__Supplied information__
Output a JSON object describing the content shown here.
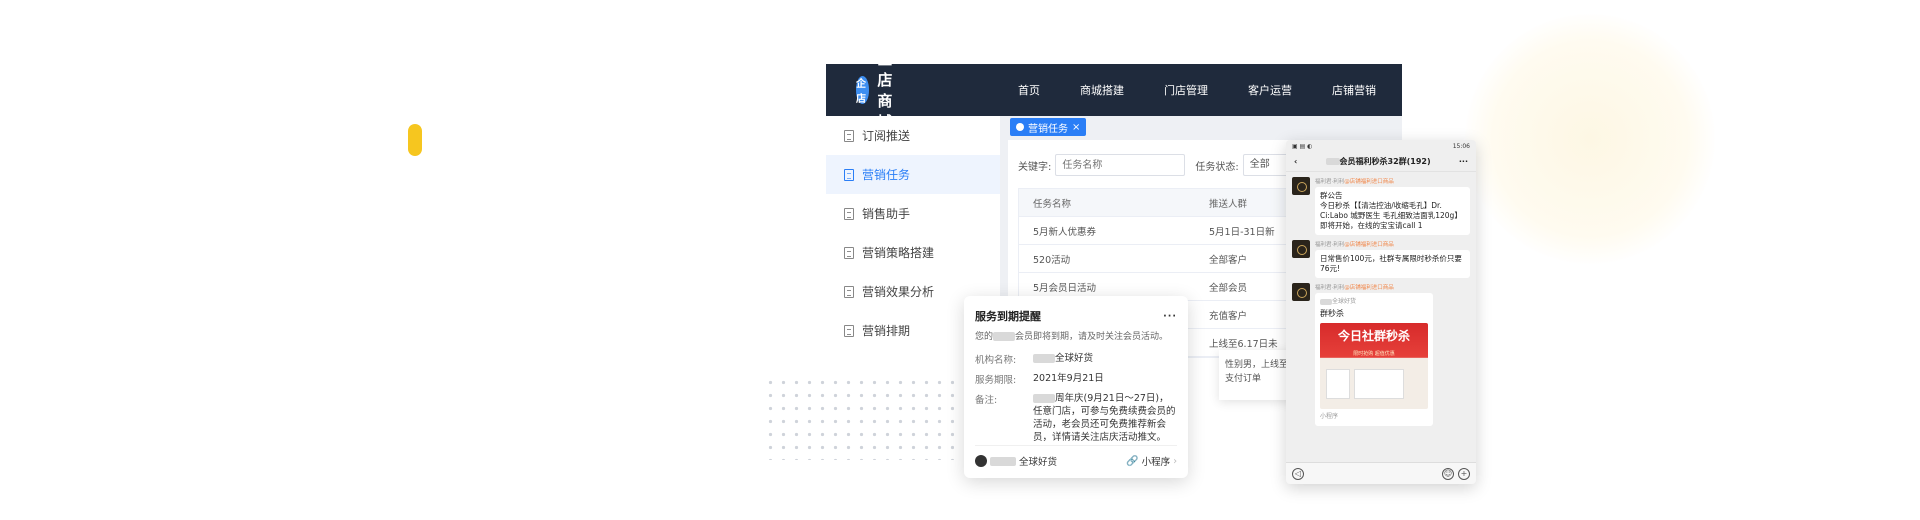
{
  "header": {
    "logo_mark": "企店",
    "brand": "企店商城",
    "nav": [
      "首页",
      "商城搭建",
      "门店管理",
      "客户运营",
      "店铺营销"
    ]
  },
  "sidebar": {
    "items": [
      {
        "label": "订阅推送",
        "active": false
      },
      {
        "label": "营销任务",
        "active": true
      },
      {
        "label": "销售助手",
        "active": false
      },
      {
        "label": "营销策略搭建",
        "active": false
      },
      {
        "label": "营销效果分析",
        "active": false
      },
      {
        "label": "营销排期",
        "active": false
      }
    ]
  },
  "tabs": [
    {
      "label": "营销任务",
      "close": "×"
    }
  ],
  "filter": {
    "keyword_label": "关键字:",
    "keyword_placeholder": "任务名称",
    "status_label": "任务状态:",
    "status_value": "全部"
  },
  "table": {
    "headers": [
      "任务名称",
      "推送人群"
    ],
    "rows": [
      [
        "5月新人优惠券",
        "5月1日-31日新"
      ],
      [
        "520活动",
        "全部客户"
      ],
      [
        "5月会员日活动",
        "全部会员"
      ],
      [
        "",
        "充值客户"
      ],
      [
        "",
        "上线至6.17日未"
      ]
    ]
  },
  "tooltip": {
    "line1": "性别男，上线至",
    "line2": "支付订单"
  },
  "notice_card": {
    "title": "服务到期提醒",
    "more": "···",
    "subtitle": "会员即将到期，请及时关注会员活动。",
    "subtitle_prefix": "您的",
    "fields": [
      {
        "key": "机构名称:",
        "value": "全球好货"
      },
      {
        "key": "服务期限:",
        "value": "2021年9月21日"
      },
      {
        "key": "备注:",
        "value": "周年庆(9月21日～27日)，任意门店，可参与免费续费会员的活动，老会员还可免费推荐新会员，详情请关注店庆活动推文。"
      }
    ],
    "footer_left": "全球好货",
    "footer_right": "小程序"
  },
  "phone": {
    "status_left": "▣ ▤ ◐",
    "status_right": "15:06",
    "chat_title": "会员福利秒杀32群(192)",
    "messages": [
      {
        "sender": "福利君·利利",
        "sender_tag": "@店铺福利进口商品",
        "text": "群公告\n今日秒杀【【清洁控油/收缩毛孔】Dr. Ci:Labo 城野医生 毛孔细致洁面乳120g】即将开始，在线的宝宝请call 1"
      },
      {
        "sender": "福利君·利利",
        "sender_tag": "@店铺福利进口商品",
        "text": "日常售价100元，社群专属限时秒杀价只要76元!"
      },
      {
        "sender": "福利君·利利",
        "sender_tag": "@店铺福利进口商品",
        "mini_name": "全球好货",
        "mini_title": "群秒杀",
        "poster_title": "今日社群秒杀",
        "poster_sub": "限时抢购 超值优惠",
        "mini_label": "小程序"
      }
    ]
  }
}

__Objective__
Find the lines above that include the string "全球好货" and copy them.

__Final result__
        "value": "全球好货"
    "footer_left": "全球好货",
        "mini_name": "全球好货",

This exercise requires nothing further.